◆ PROBLEM REQUIREMENTS ◆
Write out all the data again, exactly as it stands.

Start of DATA EXTRACT

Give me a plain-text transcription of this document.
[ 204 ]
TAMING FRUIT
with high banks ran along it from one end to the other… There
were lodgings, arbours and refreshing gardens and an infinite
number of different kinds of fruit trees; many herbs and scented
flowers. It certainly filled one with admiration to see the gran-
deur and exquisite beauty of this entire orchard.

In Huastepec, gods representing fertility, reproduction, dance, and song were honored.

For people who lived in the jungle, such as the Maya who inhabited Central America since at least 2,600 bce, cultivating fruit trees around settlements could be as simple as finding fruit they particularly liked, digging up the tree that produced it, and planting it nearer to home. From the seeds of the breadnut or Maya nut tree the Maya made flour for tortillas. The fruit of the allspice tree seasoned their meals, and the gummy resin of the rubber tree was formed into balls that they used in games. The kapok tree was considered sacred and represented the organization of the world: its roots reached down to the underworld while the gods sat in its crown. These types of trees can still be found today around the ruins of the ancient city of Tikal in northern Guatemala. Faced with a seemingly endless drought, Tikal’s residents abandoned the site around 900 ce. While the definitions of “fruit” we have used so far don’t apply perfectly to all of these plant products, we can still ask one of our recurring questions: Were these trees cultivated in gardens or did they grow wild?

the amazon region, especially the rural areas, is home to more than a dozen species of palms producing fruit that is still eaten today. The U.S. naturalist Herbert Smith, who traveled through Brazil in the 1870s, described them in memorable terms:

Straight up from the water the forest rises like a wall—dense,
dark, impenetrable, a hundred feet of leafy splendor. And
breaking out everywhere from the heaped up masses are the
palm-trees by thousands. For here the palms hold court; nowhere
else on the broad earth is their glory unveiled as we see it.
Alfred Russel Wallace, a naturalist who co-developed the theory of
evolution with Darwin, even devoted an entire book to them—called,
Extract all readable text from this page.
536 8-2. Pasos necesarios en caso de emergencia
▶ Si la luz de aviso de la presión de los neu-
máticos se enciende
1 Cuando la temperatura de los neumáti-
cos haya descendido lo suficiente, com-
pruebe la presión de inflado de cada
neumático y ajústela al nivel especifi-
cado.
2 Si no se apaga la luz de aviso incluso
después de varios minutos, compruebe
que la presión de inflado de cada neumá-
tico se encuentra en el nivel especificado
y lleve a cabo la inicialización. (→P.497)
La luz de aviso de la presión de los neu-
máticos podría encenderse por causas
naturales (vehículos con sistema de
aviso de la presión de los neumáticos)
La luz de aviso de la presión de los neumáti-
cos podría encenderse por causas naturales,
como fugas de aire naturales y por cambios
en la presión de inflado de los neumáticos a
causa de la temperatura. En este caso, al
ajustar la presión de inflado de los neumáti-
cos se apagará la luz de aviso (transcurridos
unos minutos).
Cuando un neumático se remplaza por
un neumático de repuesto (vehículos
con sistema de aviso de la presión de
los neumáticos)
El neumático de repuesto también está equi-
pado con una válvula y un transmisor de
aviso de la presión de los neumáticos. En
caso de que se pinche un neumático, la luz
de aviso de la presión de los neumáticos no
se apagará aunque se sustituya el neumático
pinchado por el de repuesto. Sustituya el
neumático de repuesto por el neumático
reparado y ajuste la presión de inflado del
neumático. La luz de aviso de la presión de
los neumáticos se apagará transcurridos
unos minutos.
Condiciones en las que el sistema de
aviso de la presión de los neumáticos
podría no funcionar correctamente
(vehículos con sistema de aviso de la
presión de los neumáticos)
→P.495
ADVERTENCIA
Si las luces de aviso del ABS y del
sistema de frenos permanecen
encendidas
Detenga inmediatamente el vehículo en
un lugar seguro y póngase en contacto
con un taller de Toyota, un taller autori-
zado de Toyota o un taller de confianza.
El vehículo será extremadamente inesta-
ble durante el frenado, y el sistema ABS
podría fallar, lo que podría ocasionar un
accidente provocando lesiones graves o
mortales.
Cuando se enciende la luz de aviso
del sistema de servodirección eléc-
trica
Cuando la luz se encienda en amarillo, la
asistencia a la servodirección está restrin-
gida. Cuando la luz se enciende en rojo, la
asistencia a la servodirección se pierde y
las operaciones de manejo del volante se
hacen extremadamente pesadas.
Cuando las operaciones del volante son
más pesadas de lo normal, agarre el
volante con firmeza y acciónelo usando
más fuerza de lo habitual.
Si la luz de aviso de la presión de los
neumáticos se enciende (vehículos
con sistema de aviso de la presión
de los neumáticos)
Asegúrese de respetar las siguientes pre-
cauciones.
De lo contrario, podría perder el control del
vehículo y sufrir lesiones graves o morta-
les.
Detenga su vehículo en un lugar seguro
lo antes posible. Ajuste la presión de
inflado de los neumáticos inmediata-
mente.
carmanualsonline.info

End of DATA EXTRACT

◆ WRITTEN RESPONSE ◆
Give me a plain-text transcription of this document.
[ 204 ]
TAMING FRUIT
with high banks ran along it from one end to the other… There
were lodgings, arbours and refreshing gardens and an infinite
number of different kinds of fruit trees; many herbs and scented
flowers. It certainly filled one with admiration to see the gran-
deur and exquisite beauty of this entire orchard.

In Huastepec, gods representing fertility, reproduction, dance, and song were honored.

For people who lived in the jungle, such as the Maya who inhabited Central America since at least 2,600 bce, cultivating fruit trees around settlements could be as simple as finding fruit they particularly liked, digging up the tree that produced it, and planting it nearer to home. From the seeds of the breadnut or Maya nut tree the Maya made flour for tortillas. The fruit of the allspice tree seasoned their meals, and the gummy resin of the rubber tree was formed into balls that they used in games. The kapok tree was considered sacred and represented the organization of the world: its roots reached down to the underworld while the gods sat in its crown. These types of trees can still be found today around the ruins of the ancient city of Tikal in northern Guatemala. Faced with a seemingly endless drought, Tikal’s residents abandoned the site around 900 ce. While the definitions of “fruit” we have used so far don’t apply perfectly to all of these plant products, we can still ask one of our recurring questions: Were these trees cultivated in gardens or did they grow wild?

the amazon region, especially the rural areas, is home to more than a dozen species of palms producing fruit that is still eaten today. The U.S. naturalist Herbert Smith, who traveled through Brazil in the 1870s, described them in memorable terms:

Straight up from the water the forest rises like a wall—dense,
dark, impenetrable, a hundred feet of leafy splendor. And
breaking out everywhere from the heaped up masses are the
palm-trees by thousands. For here the palms hold court; nowhere
else on the broad earth is their glory unveiled as we see it.
Alfred Russel Wallace, a naturalist who co-developed the theory of
evolution with Darwin, even devoted an entire book to them—called,
Extract all readable text from this page.
536 8-2. Pasos necesarios en caso de emergencia
▶ Si la luz de aviso de la presión de los neu-
máticos se enciende
1 Cuando la temperatura de los neumáti-
cos haya descendido lo suficiente, com-
pruebe la presión de inflado de cada
neumático y ajústela al nivel especifi-
cado.
2 Si no se apaga la luz de aviso incluso
después de varios minutos, compruebe
que la presión de inflado de cada neumá-
tico se encuentra en el nivel especificado
y lleve a cabo la inicialización. (→P.497)
La luz de aviso de la presión de los neu-
máticos podría encenderse por causas
naturales (vehículos con sistema de
aviso de la presión de los neumáticos)
La luz de aviso de la presión de los neumáti-
cos podría encenderse por causas naturales,
como fugas de aire naturales y por cambios
en la presión de inflado de los neumáticos a
causa de la temperatura. En este caso, al
ajustar la presión de inflado de los neumáti-
cos se apagará la luz de aviso (transcurridos
unos minutos).
Cuando un neumático se remplaza por
un neumático de repuesto (vehículos
con sistema de aviso de la presión de
los neumáticos)
El neumático de repuesto también está equi-
pado con una válvula y un transmisor de
aviso de la presión de los neumáticos. En
caso de que se pinche un neumático, la luz
de aviso de la presión de los neumáticos no
se apagará aunque se sustituya el neumático
pinchado por el de repuesto. Sustituya el
neumático de repuesto por el neumático
reparado y ajuste la presión de inflado del
neumático. La luz de aviso de la presión de
los neumáticos se apagará transcurridos
unos minutos.
Condiciones en las que el sistema de
aviso de la presión de los neumáticos
podría no funcionar correctamente
(vehículos con sistema de aviso de la
presión de los neumáticos)
→P.495
ADVERTENCIA
Si las luces de aviso del ABS y del
sistema de frenos permanecen
encendidas
Detenga inmediatamente el vehículo en
un lugar seguro y póngase en contacto
con un taller de Toyota, un taller autori-
zado de Toyota o un taller de confianza.
El vehículo será extremadamente inesta-
ble durante el frenado, y el sistema ABS
podría fallar, lo que podría ocasionar un
accidente provocando lesiones graves o
mortales.
Cuando se enciende la luz de aviso
del sistema de servodirección eléc-
trica
Cuando la luz se encienda en amarillo, la
asistencia a la servodirección está restrin-
gida. Cuando la luz se enciende en rojo, la
asistencia a la servodirección se pierde y
las operaciones de manejo del volante se
hacen extremadamente pesadas.
Cuando las operaciones del volante son
más pesadas de lo normal, agarre el
volante con firmeza y acciónelo usando
más fuerza de lo habitual.
Si la luz de aviso de la presión de los
neumáticos se enciende (vehículos
con sistema de aviso de la presión
de los neumáticos)
Asegúrese de respetar las siguientes pre-
cauciones.
De lo contrario, podría perder el control del
vehículo y sufrir lesiones graves o morta-
les.
Detenga su vehículo en un lugar seguro
lo antes posible. Ajuste la presión de
inflado de los neumáticos inmediata-
mente.
carmanualsonline.info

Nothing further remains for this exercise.